#### [Goal]
Show every line below where "subtitle" can be found.

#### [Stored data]

>>>

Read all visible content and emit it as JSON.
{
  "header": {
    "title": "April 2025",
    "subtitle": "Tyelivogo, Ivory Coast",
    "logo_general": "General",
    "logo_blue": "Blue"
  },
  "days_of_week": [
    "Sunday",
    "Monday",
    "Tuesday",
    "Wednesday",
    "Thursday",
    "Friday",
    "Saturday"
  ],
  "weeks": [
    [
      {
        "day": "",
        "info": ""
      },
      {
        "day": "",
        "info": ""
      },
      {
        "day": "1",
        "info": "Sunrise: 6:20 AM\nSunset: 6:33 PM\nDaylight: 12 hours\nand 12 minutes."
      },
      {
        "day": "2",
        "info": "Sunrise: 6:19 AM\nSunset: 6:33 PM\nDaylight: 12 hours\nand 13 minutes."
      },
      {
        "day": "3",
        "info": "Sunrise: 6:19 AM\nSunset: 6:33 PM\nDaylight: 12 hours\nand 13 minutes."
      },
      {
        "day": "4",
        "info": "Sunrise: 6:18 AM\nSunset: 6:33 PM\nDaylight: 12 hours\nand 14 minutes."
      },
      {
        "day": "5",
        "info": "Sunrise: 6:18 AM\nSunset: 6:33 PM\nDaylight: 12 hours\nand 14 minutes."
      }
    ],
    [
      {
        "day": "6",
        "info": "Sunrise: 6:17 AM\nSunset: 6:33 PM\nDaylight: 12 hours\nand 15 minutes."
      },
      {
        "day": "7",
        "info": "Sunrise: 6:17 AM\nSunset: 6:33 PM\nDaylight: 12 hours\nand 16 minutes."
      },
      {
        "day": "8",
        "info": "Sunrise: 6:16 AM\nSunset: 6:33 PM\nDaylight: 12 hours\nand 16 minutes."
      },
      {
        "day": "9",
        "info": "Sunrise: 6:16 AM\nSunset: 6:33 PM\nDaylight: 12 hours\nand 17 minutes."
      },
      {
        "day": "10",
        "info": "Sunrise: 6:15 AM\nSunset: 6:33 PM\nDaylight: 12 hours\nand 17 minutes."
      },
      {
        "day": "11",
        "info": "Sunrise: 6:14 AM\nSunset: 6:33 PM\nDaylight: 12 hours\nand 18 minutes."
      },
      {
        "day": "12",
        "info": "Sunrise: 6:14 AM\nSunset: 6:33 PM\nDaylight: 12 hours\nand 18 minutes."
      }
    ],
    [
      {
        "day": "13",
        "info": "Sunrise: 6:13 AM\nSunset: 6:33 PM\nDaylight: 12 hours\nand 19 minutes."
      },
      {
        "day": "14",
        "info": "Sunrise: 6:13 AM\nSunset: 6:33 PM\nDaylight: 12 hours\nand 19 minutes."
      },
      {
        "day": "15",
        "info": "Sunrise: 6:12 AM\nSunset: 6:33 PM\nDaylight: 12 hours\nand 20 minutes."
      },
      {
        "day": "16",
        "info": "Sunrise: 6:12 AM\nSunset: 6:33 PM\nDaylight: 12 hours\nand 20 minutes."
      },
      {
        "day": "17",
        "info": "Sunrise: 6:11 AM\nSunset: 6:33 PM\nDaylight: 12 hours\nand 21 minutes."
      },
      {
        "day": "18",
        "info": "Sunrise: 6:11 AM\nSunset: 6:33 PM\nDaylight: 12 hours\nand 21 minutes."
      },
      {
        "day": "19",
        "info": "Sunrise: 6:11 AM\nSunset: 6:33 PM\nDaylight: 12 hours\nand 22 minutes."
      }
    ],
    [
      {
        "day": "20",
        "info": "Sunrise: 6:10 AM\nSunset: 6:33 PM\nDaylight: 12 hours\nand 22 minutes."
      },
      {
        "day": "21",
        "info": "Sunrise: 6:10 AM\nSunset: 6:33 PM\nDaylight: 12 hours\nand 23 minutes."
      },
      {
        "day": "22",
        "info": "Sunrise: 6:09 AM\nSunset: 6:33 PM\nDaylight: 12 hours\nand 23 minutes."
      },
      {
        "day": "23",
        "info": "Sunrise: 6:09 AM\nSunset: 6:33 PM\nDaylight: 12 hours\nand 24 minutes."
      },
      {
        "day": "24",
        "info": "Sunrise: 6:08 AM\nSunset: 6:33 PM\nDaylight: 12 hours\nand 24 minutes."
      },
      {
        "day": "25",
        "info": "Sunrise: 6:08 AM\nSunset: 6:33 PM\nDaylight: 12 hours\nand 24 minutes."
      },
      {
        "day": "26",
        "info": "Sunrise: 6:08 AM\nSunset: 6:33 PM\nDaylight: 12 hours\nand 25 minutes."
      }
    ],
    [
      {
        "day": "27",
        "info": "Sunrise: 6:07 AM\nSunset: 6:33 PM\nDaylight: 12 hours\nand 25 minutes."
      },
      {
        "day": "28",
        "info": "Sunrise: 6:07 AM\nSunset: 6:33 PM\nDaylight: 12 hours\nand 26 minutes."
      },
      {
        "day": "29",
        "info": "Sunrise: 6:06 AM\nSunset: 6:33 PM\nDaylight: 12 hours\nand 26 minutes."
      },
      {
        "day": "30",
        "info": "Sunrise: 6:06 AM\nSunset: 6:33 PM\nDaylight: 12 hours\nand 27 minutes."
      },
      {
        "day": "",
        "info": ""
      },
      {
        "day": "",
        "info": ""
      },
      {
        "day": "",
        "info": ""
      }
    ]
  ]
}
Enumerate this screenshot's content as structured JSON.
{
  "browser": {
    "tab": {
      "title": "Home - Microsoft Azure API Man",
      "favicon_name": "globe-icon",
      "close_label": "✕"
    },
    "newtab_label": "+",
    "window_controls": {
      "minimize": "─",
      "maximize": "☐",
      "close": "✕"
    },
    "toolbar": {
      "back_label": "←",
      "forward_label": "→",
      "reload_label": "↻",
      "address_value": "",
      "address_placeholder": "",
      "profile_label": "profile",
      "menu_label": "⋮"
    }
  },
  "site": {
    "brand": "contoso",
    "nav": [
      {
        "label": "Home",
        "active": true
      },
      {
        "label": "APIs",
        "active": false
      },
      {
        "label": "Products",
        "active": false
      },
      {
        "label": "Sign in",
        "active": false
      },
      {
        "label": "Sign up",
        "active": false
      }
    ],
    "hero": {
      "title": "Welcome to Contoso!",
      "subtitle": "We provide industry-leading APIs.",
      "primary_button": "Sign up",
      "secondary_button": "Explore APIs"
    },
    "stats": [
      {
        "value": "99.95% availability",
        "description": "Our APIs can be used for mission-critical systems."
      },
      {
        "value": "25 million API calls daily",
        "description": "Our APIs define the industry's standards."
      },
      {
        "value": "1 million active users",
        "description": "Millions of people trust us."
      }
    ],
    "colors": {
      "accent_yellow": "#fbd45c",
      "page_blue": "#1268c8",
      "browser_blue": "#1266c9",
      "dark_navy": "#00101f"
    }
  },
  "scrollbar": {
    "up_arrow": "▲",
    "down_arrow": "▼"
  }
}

<<<

#### [Problem solution]
    "subtitle": "Tyelivogo, Ivory Coast",
      "subtitle": "We provide industry-leading APIs.",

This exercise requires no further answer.